Instructions for the task:
Repeat all entries exactly.

Dataset records

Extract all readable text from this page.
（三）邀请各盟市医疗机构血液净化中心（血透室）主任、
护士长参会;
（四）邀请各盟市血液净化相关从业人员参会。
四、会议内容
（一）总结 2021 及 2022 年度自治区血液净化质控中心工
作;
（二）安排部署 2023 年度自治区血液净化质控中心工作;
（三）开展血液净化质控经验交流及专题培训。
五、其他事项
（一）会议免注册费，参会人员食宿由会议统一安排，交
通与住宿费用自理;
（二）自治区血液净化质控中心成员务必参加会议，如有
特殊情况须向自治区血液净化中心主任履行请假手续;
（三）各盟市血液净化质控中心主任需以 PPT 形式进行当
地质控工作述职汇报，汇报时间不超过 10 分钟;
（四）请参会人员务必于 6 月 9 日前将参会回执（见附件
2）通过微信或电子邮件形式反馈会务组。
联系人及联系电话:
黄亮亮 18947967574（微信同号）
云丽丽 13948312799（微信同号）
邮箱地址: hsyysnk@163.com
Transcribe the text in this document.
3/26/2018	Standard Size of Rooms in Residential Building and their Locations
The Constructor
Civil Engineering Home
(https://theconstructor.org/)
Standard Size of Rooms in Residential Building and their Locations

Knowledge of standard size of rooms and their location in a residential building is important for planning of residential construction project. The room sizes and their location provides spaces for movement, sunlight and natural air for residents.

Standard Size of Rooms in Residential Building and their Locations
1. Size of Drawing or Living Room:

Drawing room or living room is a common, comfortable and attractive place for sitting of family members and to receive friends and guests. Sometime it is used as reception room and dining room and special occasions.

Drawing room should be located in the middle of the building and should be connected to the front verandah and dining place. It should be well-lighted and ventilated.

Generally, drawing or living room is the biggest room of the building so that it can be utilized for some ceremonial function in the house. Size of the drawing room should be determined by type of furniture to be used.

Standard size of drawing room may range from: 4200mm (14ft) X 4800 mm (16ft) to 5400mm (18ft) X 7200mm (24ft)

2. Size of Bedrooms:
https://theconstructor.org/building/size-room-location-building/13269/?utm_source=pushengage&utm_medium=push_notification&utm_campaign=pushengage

Completed task:
Extract all readable text from this page.
（三）邀请各盟市医疗机构血液净化中心（血透室）主任、
护士长参会;
（四）邀请各盟市血液净化相关从业人员参会。
四、会议内容
（一）总结 2021 及 2022 年度自治区血液净化质控中心工
作;
（二）安排部署 2023 年度自治区血液净化质控中心工作;
（三）开展血液净化质控经验交流及专题培训。
五、其他事项
（一）会议免注册费，参会人员食宿由会议统一安排，交
通与住宿费用自理;
（二）自治区血液净化质控中心成员务必参加会议，如有
特殊情况须向自治区血液净化中心主任履行请假手续;
（三）各盟市血液净化质控中心主任需以 PPT 形式进行当
地质控工作述职汇报，汇报时间不超过 10 分钟;
（四）请参会人员务必于 6 月 9 日前将参会回执（见附件
2）通过微信或电子邮件形式反馈会务组。
联系人及联系电话:
黄亮亮 18947967574（微信同号）
云丽丽 13948312799（微信同号）
邮箱地址: hsyysnk@163.com
Transcribe the text in this document.
3/26/2018	Standard Size of Rooms in Residential Building and their Locations
The Constructor
Civil Engineering Home
(https://theconstructor.org/)
Standard Size of Rooms in Residential Building and their Locations

Knowledge of standard size of rooms and their location in a residential building is important for planning of residential construction project. The room sizes and their location provides spaces for movement, sunlight and natural air for residents.

Standard Size of Rooms in Residential Building and their Locations
1. Size of Drawing or Living Room:

Drawing room or living room is a common, comfortable and attractive place for sitting of family members and to receive friends and guests. Sometime it is used as reception room and dining room and special occasions.

Drawing room should be located in the middle of the building and should be connected to the front verandah and dining place. It should be well-lighted and ventilated.

Generally, drawing or living room is the biggest room of the building so that it can be utilized for some ceremonial function in the house. Size of the drawing room should be determined by type of furniture to be used.

Standard size of drawing room may range from: 4200mm (14ft) X 4800 mm (16ft) to 5400mm (18ft) X 7200mm (24ft)

2. Size of Bedrooms:
https://theconstructor.org/building/size-room-location-building/13269/?utm_source=pushengage&utm_medium=push_notification&utm_campaign=pushengage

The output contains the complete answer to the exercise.